[Given task]:
Retype the listing that follows, word for word.

[Excerpted records]:

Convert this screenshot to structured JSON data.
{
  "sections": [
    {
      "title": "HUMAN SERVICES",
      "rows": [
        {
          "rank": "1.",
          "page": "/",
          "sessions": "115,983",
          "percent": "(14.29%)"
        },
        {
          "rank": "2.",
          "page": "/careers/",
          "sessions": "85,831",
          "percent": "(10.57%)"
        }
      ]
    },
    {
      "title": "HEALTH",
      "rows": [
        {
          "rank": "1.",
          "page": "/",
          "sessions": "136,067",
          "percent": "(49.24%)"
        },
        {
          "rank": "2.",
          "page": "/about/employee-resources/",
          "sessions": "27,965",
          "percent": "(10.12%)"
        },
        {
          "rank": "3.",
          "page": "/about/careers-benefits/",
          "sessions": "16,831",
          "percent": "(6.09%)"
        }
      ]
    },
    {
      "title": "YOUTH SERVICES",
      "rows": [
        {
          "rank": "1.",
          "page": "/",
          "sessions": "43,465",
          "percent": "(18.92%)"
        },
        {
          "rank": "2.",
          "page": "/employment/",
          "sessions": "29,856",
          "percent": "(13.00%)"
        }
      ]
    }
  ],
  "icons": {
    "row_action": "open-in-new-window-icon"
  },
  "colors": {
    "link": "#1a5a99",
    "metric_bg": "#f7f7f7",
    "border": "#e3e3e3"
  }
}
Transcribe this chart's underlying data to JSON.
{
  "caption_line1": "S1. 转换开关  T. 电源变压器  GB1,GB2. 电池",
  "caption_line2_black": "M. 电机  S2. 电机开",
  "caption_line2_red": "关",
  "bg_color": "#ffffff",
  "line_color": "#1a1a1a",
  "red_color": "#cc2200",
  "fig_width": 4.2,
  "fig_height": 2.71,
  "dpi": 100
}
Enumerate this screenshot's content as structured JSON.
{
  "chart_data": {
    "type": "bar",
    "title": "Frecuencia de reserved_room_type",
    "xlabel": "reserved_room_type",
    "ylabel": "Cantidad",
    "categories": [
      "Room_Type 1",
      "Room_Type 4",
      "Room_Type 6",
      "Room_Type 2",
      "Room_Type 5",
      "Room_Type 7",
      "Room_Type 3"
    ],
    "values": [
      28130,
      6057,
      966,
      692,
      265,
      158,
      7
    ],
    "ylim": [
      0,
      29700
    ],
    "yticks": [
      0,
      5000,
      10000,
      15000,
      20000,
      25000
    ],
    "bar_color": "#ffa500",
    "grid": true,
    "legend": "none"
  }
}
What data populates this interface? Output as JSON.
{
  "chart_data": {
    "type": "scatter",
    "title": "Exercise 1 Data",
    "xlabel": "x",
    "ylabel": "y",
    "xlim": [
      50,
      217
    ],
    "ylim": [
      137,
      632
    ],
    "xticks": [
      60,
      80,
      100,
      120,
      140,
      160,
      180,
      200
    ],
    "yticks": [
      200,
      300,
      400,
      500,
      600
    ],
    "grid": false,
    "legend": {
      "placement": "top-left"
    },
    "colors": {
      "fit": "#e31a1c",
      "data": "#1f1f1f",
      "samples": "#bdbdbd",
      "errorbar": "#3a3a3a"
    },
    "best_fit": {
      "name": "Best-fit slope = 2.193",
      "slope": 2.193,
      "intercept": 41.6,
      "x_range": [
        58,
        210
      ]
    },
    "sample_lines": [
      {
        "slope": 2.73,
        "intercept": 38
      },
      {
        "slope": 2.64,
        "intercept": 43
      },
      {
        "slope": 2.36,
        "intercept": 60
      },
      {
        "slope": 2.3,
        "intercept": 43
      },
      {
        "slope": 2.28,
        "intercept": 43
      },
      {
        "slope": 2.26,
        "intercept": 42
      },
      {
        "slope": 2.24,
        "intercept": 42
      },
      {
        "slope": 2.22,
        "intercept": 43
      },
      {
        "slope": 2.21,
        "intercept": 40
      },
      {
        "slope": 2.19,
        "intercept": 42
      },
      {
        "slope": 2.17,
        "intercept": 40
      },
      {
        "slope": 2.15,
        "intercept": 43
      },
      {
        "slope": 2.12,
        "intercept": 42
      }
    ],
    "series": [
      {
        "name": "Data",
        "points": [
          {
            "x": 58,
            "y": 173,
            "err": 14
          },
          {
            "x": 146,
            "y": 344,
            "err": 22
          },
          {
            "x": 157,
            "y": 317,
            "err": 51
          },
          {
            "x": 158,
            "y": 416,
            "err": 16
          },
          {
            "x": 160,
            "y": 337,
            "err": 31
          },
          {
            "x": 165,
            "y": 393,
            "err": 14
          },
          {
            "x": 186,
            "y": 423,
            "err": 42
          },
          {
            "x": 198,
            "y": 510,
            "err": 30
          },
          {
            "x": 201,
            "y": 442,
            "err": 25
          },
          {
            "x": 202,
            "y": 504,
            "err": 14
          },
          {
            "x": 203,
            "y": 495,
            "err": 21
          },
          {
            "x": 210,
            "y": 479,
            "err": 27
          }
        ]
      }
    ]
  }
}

[Exercise result]:
Convert this screenshot to structured JSON data.
{
  "sections": [
    {
      "title": "HUMAN SERVICES",
      "rows": [
        {
          "rank": "1.",
          "page": "/",
          "sessions": "115,983",
          "percent": "(14.29%)"
        },
        {
          "rank": "2.",
          "page": "/careers/",
          "sessions": "85,831",
          "percent": "(10.57%)"
        }
      ]
    },
    {
      "title": "HEALTH",
      "rows": [
        {
          "rank": "1.",
          "page": "/",
          "sessions": "136,067",
          "percent": "(49.24%)"
        },
        {
          "rank": "2.",
          "page": "/about/employee-resources/",
          "sessions": "27,965",
          "percent": "(10.12%)"
        },
        {
          "rank": "3.",
          "page": "/about/careers-benefits/",
          "sessions": "16,831",
          "percent": "(6.09%)"
        }
      ]
    },
    {
      "title": "YOUTH SERVICES",
      "rows": [
        {
          "rank": "1.",
          "page": "/",
          "sessions": "43,465",
          "percent": "(18.92%)"
        },
        {
          "rank": "2.",
          "page": "/employment/",
          "sessions": "29,856",
          "percent": "(13.00%)"
        }
      ]
    }
  ],
  "icons": {
    "row_action": "open-in-new-window-icon"
  },
  "colors": {
    "link": "#1a5a99",
    "metric_bg": "#f7f7f7",
    "border": "#e3e3e3"
  }
}
Transcribe this chart's underlying data to JSON.
{
  "caption_line1": "S1. 转换开关  T. 电源变压器  GB1,GB2. 电池",
  "caption_line2_black": "M. 电机  S2. 电机开",
  "caption_line2_red": "关",
  "bg_color": "#ffffff",
  "line_color": "#1a1a1a",
  "red_color": "#cc2200",
  "fig_width": 4.2,
  "fig_height": 2.71,
  "dpi": 100
}
Enumerate this screenshot's content as structured JSON.
{
  "chart_data": {
    "type": "bar",
    "title": "Frecuencia de reserved_room_type",
    "xlabel": "reserved_room_type",
    "ylabel": "Cantidad",
    "categories": [
      "Room_Type 1",
      "Room_Type 4",
      "Room_Type 6",
      "Room_Type 2",
      "Room_Type 5",
      "Room_Type 7",
      "Room_Type 3"
    ],
    "values": [
      28130,
      6057,
      966,
      692,
      265,
      158,
      7
    ],
    "ylim": [
      0,
      29700
    ],
    "yticks": [
      0,
      5000,
      10000,
      15000,
      20000,
      25000
    ],
    "bar_color": "#ffa500",
    "grid": true,
    "legend": "none"
  }
}
What data populates this interface? Output as JSON.
{
  "chart_data": {
    "type": "scatter",
    "title": "Exercise 1 Data",
    "xlabel": "x",
    "ylabel": "y",
    "xlim": [
      50,
      217
    ],
    "ylim": [
      137,
      632
    ],
    "xticks": [
      60,
      80,
      100,
      120,
      140,
      160,
      180,
      200
    ],
    "yticks": [
      200,
      300,
      400,
      500,
      600
    ],
    "grid": false,
    "legend": {
      "placement": "top-left"
    },
    "colors": {
      "fit": "#e31a1c",
      "data": "#1f1f1f",
      "samples": "#bdbdbd",
      "errorbar": "#3a3a3a"
    },
    "best_fit": {
      "name": "Best-fit slope = 2.193",
      "slope": 2.193,
      "intercept": 41.6,
      "x_range": [
        58,
        210
      ]
    },
    "sample_lines": [
      {
        "slope": 2.73,
        "intercept": 38
      },
      {
        "slope": 2.64,
        "intercept": 43
      },
      {
        "slope": 2.36,
        "intercept": 60
      },
      {
        "slope": 2.3,
        "intercept": 43
      },
      {
        "slope": 2.28,
        "intercept": 43
      },
      {
        "slope": 2.26,
        "intercept": 42
      },
      {
        "slope": 2.24,
        "intercept": 42
      },
      {
        "slope": 2.22,
        "intercept": 43
      },
      {
        "slope": 2.21,
        "intercept": 40
      },
      {
        "slope": 2.19,
        "intercept": 42
      },
      {
        "slope": 2.17,
        "intercept": 40
      },
      {
        "slope": 2.15,
        "intercept": 43
      },
      {
        "slope": 2.12,
        "intercept": 42
      }
    ],
    "series": [
      {
        "name": "Data",
        "points": [
          {
            "x": 58,
            "y": 173,
            "err": 14
          },
          {
            "x": 146,
            "y": 344,
            "err": 22
          },
          {
            "x": 157,
            "y": 317,
            "err": 51
          },
          {
            "x": 158,
            "y": 416,
            "err": 16
          },
          {
            "x": 160,
            "y": 337,
            "err": 31
          },
          {
            "x": 165,
            "y": 393,
            "err": 14
          },
          {
            "x": 186,
            "y": 423,
            "err": 42
          },
          {
            "x": 198,
            "y": 510,
            "err": 30
          },
          {
            "x": 201,
            "y": 442,
            "err": 25
          },
          {
            "x": 202,
            "y": 504,
            "err": 14
          },
          {
            "x": 203,
            "y": 495,
            "err": 21
          },
          {
            "x": 210,
            "y": 479,
            "err": 27
          }
        ]
      }
    ]
  }
}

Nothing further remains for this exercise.